— begin —

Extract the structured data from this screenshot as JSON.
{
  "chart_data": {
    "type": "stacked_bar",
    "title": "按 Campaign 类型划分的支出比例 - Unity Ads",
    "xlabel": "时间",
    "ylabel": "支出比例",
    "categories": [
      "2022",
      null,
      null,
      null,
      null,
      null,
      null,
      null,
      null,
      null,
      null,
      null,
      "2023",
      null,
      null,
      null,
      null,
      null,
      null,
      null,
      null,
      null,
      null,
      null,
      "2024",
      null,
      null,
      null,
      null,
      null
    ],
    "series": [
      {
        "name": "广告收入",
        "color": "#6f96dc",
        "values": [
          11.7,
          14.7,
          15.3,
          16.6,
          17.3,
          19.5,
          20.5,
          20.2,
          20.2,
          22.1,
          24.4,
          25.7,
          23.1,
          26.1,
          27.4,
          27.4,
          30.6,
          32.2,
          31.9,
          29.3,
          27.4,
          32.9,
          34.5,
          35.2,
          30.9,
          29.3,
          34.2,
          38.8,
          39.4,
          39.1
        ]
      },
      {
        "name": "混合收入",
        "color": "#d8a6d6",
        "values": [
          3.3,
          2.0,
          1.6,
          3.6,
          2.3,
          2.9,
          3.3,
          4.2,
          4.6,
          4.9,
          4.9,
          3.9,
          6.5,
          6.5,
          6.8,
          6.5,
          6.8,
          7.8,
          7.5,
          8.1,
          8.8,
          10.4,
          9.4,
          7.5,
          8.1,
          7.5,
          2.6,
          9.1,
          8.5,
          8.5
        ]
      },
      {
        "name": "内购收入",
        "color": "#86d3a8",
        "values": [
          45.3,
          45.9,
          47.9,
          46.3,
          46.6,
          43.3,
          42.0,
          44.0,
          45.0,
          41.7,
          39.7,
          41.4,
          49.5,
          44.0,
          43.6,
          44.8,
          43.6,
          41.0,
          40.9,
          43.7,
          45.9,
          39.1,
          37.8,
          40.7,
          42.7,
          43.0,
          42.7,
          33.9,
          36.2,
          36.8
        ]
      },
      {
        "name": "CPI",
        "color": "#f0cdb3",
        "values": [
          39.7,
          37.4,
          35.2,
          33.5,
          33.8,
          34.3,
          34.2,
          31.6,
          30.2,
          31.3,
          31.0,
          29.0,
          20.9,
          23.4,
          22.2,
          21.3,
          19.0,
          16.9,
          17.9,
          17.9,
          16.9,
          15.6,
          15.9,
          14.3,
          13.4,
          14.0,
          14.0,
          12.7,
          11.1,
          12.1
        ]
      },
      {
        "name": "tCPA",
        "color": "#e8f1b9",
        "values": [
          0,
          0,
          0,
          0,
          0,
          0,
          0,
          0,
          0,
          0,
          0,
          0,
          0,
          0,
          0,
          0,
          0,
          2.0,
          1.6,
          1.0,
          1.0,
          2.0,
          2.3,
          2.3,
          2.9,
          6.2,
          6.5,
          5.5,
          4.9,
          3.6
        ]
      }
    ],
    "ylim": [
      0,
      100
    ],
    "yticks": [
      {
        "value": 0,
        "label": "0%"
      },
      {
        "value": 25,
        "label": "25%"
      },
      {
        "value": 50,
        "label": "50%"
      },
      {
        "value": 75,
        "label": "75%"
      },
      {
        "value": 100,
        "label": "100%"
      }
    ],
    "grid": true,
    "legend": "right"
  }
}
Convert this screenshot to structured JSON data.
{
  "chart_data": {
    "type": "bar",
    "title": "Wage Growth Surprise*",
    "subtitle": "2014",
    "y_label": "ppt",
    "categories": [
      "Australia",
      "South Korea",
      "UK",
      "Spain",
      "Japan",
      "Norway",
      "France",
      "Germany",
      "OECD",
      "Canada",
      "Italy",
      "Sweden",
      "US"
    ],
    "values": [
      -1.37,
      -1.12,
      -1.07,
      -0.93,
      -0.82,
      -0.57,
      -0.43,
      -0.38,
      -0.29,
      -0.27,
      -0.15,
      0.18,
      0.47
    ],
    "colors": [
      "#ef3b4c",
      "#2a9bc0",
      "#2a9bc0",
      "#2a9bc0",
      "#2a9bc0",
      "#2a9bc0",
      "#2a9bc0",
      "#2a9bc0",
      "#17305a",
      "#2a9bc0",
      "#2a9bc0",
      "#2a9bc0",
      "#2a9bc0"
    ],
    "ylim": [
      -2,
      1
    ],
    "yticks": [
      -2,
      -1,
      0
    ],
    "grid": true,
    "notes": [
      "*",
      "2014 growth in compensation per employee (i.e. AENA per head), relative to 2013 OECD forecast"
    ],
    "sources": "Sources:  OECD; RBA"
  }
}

— end —

The task:
For each line in the data above that contains the string "screenshot", extract the line.

Correct response:
Extract the structured data from this screenshot as JSON.
Convert this screenshot to structured JSON data.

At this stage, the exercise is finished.